▸ Your task:
Every record that follows must be duplicated exactly, with images left out.

Some records
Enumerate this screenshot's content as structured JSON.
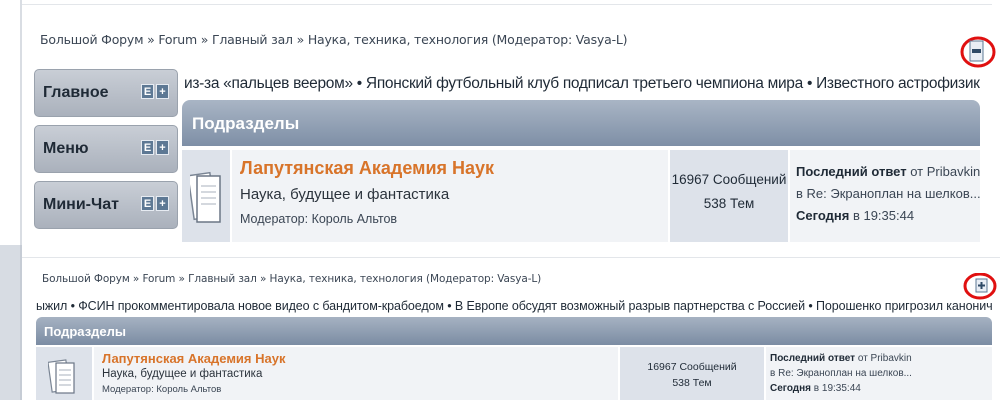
{
  "top": {
    "breadcrumb": "Большой Форум » Forum » Главный зал  » Наука, техника, технология  (Модератор: Vasya-L)",
    "sidebar": [
      {
        "label": "Главное",
        "edit": "E",
        "expand": "+"
      },
      {
        "label": "Меню",
        "edit": "E",
        "expand": "+"
      },
      {
        "label": "Мини-Чат",
        "edit": "E",
        "expand": "+"
      }
    ],
    "ticker": "из-за «пальцев веером» • Японский футбольный клуб подписал третьего чемпиона мира • Известного астрофизика-телеведущего обвинили",
    "section_header": "Подразделы",
    "board": {
      "title": "Лапутянская Академия Наук",
      "subtitle": "Наука, будущее и фантастика",
      "moderator_prefix": "Модератор:",
      "moderator": "Король Альтов",
      "messages": "16967 Сообщений",
      "topics": "538 Тем",
      "last_label": "Последний ответ",
      "last_from": "от Pribavkin",
      "last_in": "в",
      "last_topic": "Re: Экраноплан на шелков...",
      "last_day": "Сегодня",
      "last_time": "в 19:35:44"
    }
  },
  "bottom": {
    "breadcrumb": "Большой Форум » Forum » Главный зал  » Наука, техника, технология  (Модератор: Vasya-L)",
    "ticker": "ыжил • ФСИН прокомментировала новое видео с бандитом-крабоедом • В Европе обсудят возможный разрыв партнерства с Россией • Порошенко пригрозил канонической церк",
    "section_header": "Подразделы",
    "board": {
      "title": "Лапутянская Академия Наук",
      "subtitle": "Наука, будущее и фантастика",
      "moderator_prefix": "Модератор:",
      "moderator": "Король Альтов",
      "messages": "16967 Сообщений",
      "topics": "538 Тем",
      "last_label": "Последний ответ",
      "last_from": "от Pribavkin",
      "last_in": "в",
      "last_topic": "Re: Экраноплан на шелков...",
      "last_day": "Сегодня",
      "last_time": "в 19:35:44"
    }
  },
  "colors": {
    "accent_orange": "#d8742a",
    "header_blue": "#7e8fa6",
    "highlight_red": "#e01010"
  },
  "icons": {
    "collapse": "collapse-sidebar-icon",
    "expand": "expand-sidebar-icon",
    "board": "board-document-icon"
  }
}
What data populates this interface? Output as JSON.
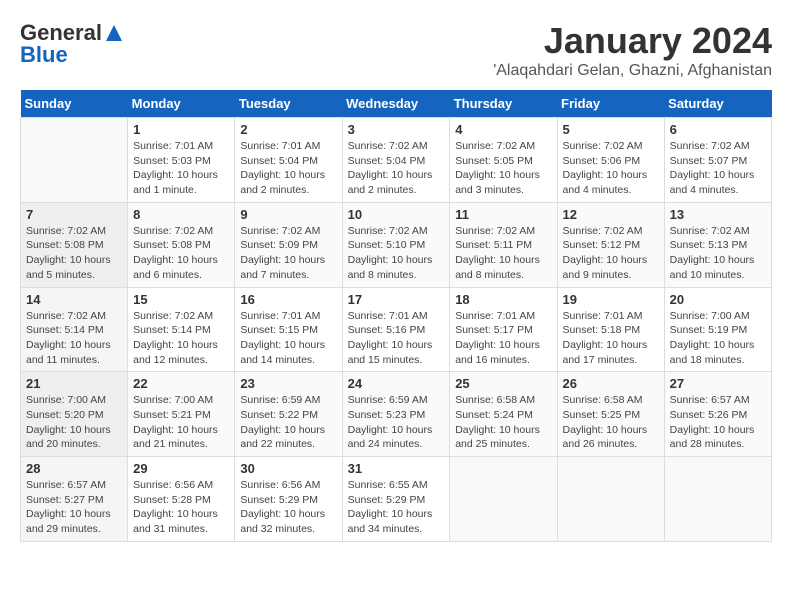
{
  "header": {
    "logo_general": "General",
    "logo_blue": "Blue",
    "month": "January 2024",
    "location": "'Alaqahdari Gelan, Ghazni, Afghanistan"
  },
  "days_of_week": [
    "Sunday",
    "Monday",
    "Tuesday",
    "Wednesday",
    "Thursday",
    "Friday",
    "Saturday"
  ],
  "weeks": [
    [
      {
        "num": "",
        "info": ""
      },
      {
        "num": "1",
        "info": "Sunrise: 7:01 AM\nSunset: 5:03 PM\nDaylight: 10 hours\nand 1 minute."
      },
      {
        "num": "2",
        "info": "Sunrise: 7:01 AM\nSunset: 5:04 PM\nDaylight: 10 hours\nand 2 minutes."
      },
      {
        "num": "3",
        "info": "Sunrise: 7:02 AM\nSunset: 5:04 PM\nDaylight: 10 hours\nand 2 minutes."
      },
      {
        "num": "4",
        "info": "Sunrise: 7:02 AM\nSunset: 5:05 PM\nDaylight: 10 hours\nand 3 minutes."
      },
      {
        "num": "5",
        "info": "Sunrise: 7:02 AM\nSunset: 5:06 PM\nDaylight: 10 hours\nand 4 minutes."
      },
      {
        "num": "6",
        "info": "Sunrise: 7:02 AM\nSunset: 5:07 PM\nDaylight: 10 hours\nand 4 minutes."
      }
    ],
    [
      {
        "num": "7",
        "info": "Sunrise: 7:02 AM\nSunset: 5:08 PM\nDaylight: 10 hours\nand 5 minutes."
      },
      {
        "num": "8",
        "info": "Sunrise: 7:02 AM\nSunset: 5:08 PM\nDaylight: 10 hours\nand 6 minutes."
      },
      {
        "num": "9",
        "info": "Sunrise: 7:02 AM\nSunset: 5:09 PM\nDaylight: 10 hours\nand 7 minutes."
      },
      {
        "num": "10",
        "info": "Sunrise: 7:02 AM\nSunset: 5:10 PM\nDaylight: 10 hours\nand 8 minutes."
      },
      {
        "num": "11",
        "info": "Sunrise: 7:02 AM\nSunset: 5:11 PM\nDaylight: 10 hours\nand 8 minutes."
      },
      {
        "num": "12",
        "info": "Sunrise: 7:02 AM\nSunset: 5:12 PM\nDaylight: 10 hours\nand 9 minutes."
      },
      {
        "num": "13",
        "info": "Sunrise: 7:02 AM\nSunset: 5:13 PM\nDaylight: 10 hours\nand 10 minutes."
      }
    ],
    [
      {
        "num": "14",
        "info": "Sunrise: 7:02 AM\nSunset: 5:14 PM\nDaylight: 10 hours\nand 11 minutes."
      },
      {
        "num": "15",
        "info": "Sunrise: 7:02 AM\nSunset: 5:14 PM\nDaylight: 10 hours\nand 12 minutes."
      },
      {
        "num": "16",
        "info": "Sunrise: 7:01 AM\nSunset: 5:15 PM\nDaylight: 10 hours\nand 14 minutes."
      },
      {
        "num": "17",
        "info": "Sunrise: 7:01 AM\nSunset: 5:16 PM\nDaylight: 10 hours\nand 15 minutes."
      },
      {
        "num": "18",
        "info": "Sunrise: 7:01 AM\nSunset: 5:17 PM\nDaylight: 10 hours\nand 16 minutes."
      },
      {
        "num": "19",
        "info": "Sunrise: 7:01 AM\nSunset: 5:18 PM\nDaylight: 10 hours\nand 17 minutes."
      },
      {
        "num": "20",
        "info": "Sunrise: 7:00 AM\nSunset: 5:19 PM\nDaylight: 10 hours\nand 18 minutes."
      }
    ],
    [
      {
        "num": "21",
        "info": "Sunrise: 7:00 AM\nSunset: 5:20 PM\nDaylight: 10 hours\nand 20 minutes."
      },
      {
        "num": "22",
        "info": "Sunrise: 7:00 AM\nSunset: 5:21 PM\nDaylight: 10 hours\nand 21 minutes."
      },
      {
        "num": "23",
        "info": "Sunrise: 6:59 AM\nSunset: 5:22 PM\nDaylight: 10 hours\nand 22 minutes."
      },
      {
        "num": "24",
        "info": "Sunrise: 6:59 AM\nSunset: 5:23 PM\nDaylight: 10 hours\nand 24 minutes."
      },
      {
        "num": "25",
        "info": "Sunrise: 6:58 AM\nSunset: 5:24 PM\nDaylight: 10 hours\nand 25 minutes."
      },
      {
        "num": "26",
        "info": "Sunrise: 6:58 AM\nSunset: 5:25 PM\nDaylight: 10 hours\nand 26 minutes."
      },
      {
        "num": "27",
        "info": "Sunrise: 6:57 AM\nSunset: 5:26 PM\nDaylight: 10 hours\nand 28 minutes."
      }
    ],
    [
      {
        "num": "28",
        "info": "Sunrise: 6:57 AM\nSunset: 5:27 PM\nDaylight: 10 hours\nand 29 minutes."
      },
      {
        "num": "29",
        "info": "Sunrise: 6:56 AM\nSunset: 5:28 PM\nDaylight: 10 hours\nand 31 minutes."
      },
      {
        "num": "30",
        "info": "Sunrise: 6:56 AM\nSunset: 5:29 PM\nDaylight: 10 hours\nand 32 minutes."
      },
      {
        "num": "31",
        "info": "Sunrise: 6:55 AM\nSunset: 5:29 PM\nDaylight: 10 hours\nand 34 minutes."
      },
      {
        "num": "",
        "info": ""
      },
      {
        "num": "",
        "info": ""
      },
      {
        "num": "",
        "info": ""
      }
    ]
  ]
}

▸ Solution:
Enumerate this screenshot's content as structured JSON.
{
  "top": {
    "breadcrumb": "Большой Форум » Forum » Главный зал  » Наука, техника, технология  (Модератор: Vasya-L)",
    "sidebar": [
      {
        "label": "Главное",
        "edit": "E",
        "expand": "+"
      },
      {
        "label": "Меню",
        "edit": "E",
        "expand": "+"
      },
      {
        "label": "Мини-Чат",
        "edit": "E",
        "expand": "+"
      }
    ],
    "ticker": "из-за «пальцев веером» • Японский футбольный клуб подписал третьего чемпиона мира • Известного астрофизика-телеведущего обвинили",
    "section_header": "Подразделы",
    "board": {
      "title": "Лапутянская Академия Наук",
      "subtitle": "Наука, будущее и фантастика",
      "moderator_prefix": "Модератор:",
      "moderator": "Король Альтов",
      "messages": "16967 Сообщений",
      "topics": "538 Тем",
      "last_label": "Последний ответ",
      "last_from": "от Pribavkin",
      "last_in": "в",
      "last_topic": "Re: Экраноплан на шелков...",
      "last_day": "Сегодня",
      "last_time": "в 19:35:44"
    }
  },
  "bottom": {
    "breadcrumb": "Большой Форум » Forum » Главный зал  » Наука, техника, технология  (Модератор: Vasya-L)",
    "ticker": "ыжил • ФСИН прокомментировала новое видео с бандитом-крабоедом • В Европе обсудят возможный разрыв партнерства с Россией • Порошенко пригрозил канонической церк",
    "section_header": "Подразделы",
    "board": {
      "title": "Лапутянская Академия Наук",
      "subtitle": "Наука, будущее и фантастика",
      "moderator_prefix": "Модератор:",
      "moderator": "Король Альтов",
      "messages": "16967 Сообщений",
      "topics": "538 Тем",
      "last_label": "Последний ответ",
      "last_from": "от Pribavkin",
      "last_in": "в",
      "last_topic": "Re: Экраноплан на шелков...",
      "last_day": "Сегодня",
      "last_time": "в 19:35:44"
    }
  },
  "colors": {
    "accent_orange": "#d8742a",
    "header_blue": "#7e8fa6",
    "highlight_red": "#e01010"
  },
  "icons": {
    "collapse": "collapse-sidebar-icon",
    "expand": "expand-sidebar-icon",
    "board": "board-document-icon"
  }
}
What data populates this interface? Output as JSON.
{
  "header": {
    "logo_general": "General",
    "logo_blue": "Blue",
    "month": "January 2024",
    "location": "'Alaqahdari Gelan, Ghazni, Afghanistan"
  },
  "days_of_week": [
    "Sunday",
    "Monday",
    "Tuesday",
    "Wednesday",
    "Thursday",
    "Friday",
    "Saturday"
  ],
  "weeks": [
    [
      {
        "num": "",
        "info": ""
      },
      {
        "num": "1",
        "info": "Sunrise: 7:01 AM\nSunset: 5:03 PM\nDaylight: 10 hours\nand 1 minute."
      },
      {
        "num": "2",
        "info": "Sunrise: 7:01 AM\nSunset: 5:04 PM\nDaylight: 10 hours\nand 2 minutes."
      },
      {
        "num": "3",
        "info": "Sunrise: 7:02 AM\nSunset: 5:04 PM\nDaylight: 10 hours\nand 2 minutes."
      },
      {
        "num": "4",
        "info": "Sunrise: 7:02 AM\nSunset: 5:05 PM\nDaylight: 10 hours\nand 3 minutes."
      },
      {
        "num": "5",
        "info": "Sunrise: 7:02 AM\nSunset: 5:06 PM\nDaylight: 10 hours\nand 4 minutes."
      },
      {
        "num": "6",
        "info": "Sunrise: 7:02 AM\nSunset: 5:07 PM\nDaylight: 10 hours\nand 4 minutes."
      }
    ],
    [
      {
        "num": "7",
        "info": "Sunrise: 7:02 AM\nSunset: 5:08 PM\nDaylight: 10 hours\nand 5 minutes."
      },
      {
        "num": "8",
        "info": "Sunrise: 7:02 AM\nSunset: 5:08 PM\nDaylight: 10 hours\nand 6 minutes."
      },
      {
        "num": "9",
        "info": "Sunrise: 7:02 AM\nSunset: 5:09 PM\nDaylight: 10 hours\nand 7 minutes."
      },
      {
        "num": "10",
        "info": "Sunrise: 7:02 AM\nSunset: 5:10 PM\nDaylight: 10 hours\nand 8 minutes."
      },
      {
        "num": "11",
        "info": "Sunrise: 7:02 AM\nSunset: 5:11 PM\nDaylight: 10 hours\nand 8 minutes."
      },
      {
        "num": "12",
        "info": "Sunrise: 7:02 AM\nSunset: 5:12 PM\nDaylight: 10 hours\nand 9 minutes."
      },
      {
        "num": "13",
        "info": "Sunrise: 7:02 AM\nSunset: 5:13 PM\nDaylight: 10 hours\nand 10 minutes."
      }
    ],
    [
      {
        "num": "14",
        "info": "Sunrise: 7:02 AM\nSunset: 5:14 PM\nDaylight: 10 hours\nand 11 minutes."
      },
      {
        "num": "15",
        "info": "Sunrise: 7:02 AM\nSunset: 5:14 PM\nDaylight: 10 hours\nand 12 minutes."
      },
      {
        "num": "16",
        "info": "Sunrise: 7:01 AM\nSunset: 5:15 PM\nDaylight: 10 hours\nand 14 minutes."
      },
      {
        "num": "17",
        "info": "Sunrise: 7:01 AM\nSunset: 5:16 PM\nDaylight: 10 hours\nand 15 minutes."
      },
      {
        "num": "18",
        "info": "Sunrise: 7:01 AM\nSunset: 5:17 PM\nDaylight: 10 hours\nand 16 minutes."
      },
      {
        "num": "19",
        "info": "Sunrise: 7:01 AM\nSunset: 5:18 PM\nDaylight: 10 hours\nand 17 minutes."
      },
      {
        "num": "20",
        "info": "Sunrise: 7:00 AM\nSunset: 5:19 PM\nDaylight: 10 hours\nand 18 minutes."
      }
    ],
    [
      {
        "num": "21",
        "info": "Sunrise: 7:00 AM\nSunset: 5:20 PM\nDaylight: 10 hours\nand 20 minutes."
      },
      {
        "num": "22",
        "info": "Sunrise: 7:00 AM\nSunset: 5:21 PM\nDaylight: 10 hours\nand 21 minutes."
      },
      {
        "num": "23",
        "info": "Sunrise: 6:59 AM\nSunset: 5:22 PM\nDaylight: 10 hours\nand 22 minutes."
      },
      {
        "num": "24",
        "info": "Sunrise: 6:59 AM\nSunset: 5:23 PM\nDaylight: 10 hours\nand 24 minutes."
      },
      {
        "num": "25",
        "info": "Sunrise: 6:58 AM\nSunset: 5:24 PM\nDaylight: 10 hours\nand 25 minutes."
      },
      {
        "num": "26",
        "info": "Sunrise: 6:58 AM\nSunset: 5:25 PM\nDaylight: 10 hours\nand 26 minutes."
      },
      {
        "num": "27",
        "info": "Sunrise: 6:57 AM\nSunset: 5:26 PM\nDaylight: 10 hours\nand 28 minutes."
      }
    ],
    [
      {
        "num": "28",
        "info": "Sunrise: 6:57 AM\nSunset: 5:27 PM\nDaylight: 10 hours\nand 29 minutes."
      },
      {
        "num": "29",
        "info": "Sunrise: 6:56 AM\nSunset: 5:28 PM\nDaylight: 10 hours\nand 31 minutes."
      },
      {
        "num": "30",
        "info": "Sunrise: 6:56 AM\nSunset: 5:29 PM\nDaylight: 10 hours\nand 32 minutes."
      },
      {
        "num": "31",
        "info": "Sunrise: 6:55 AM\nSunset: 5:29 PM\nDaylight: 10 hours\nand 34 minutes."
      },
      {
        "num": "",
        "info": ""
      },
      {
        "num": "",
        "info": ""
      },
      {
        "num": "",
        "info": ""
      }
    ]
  ]
}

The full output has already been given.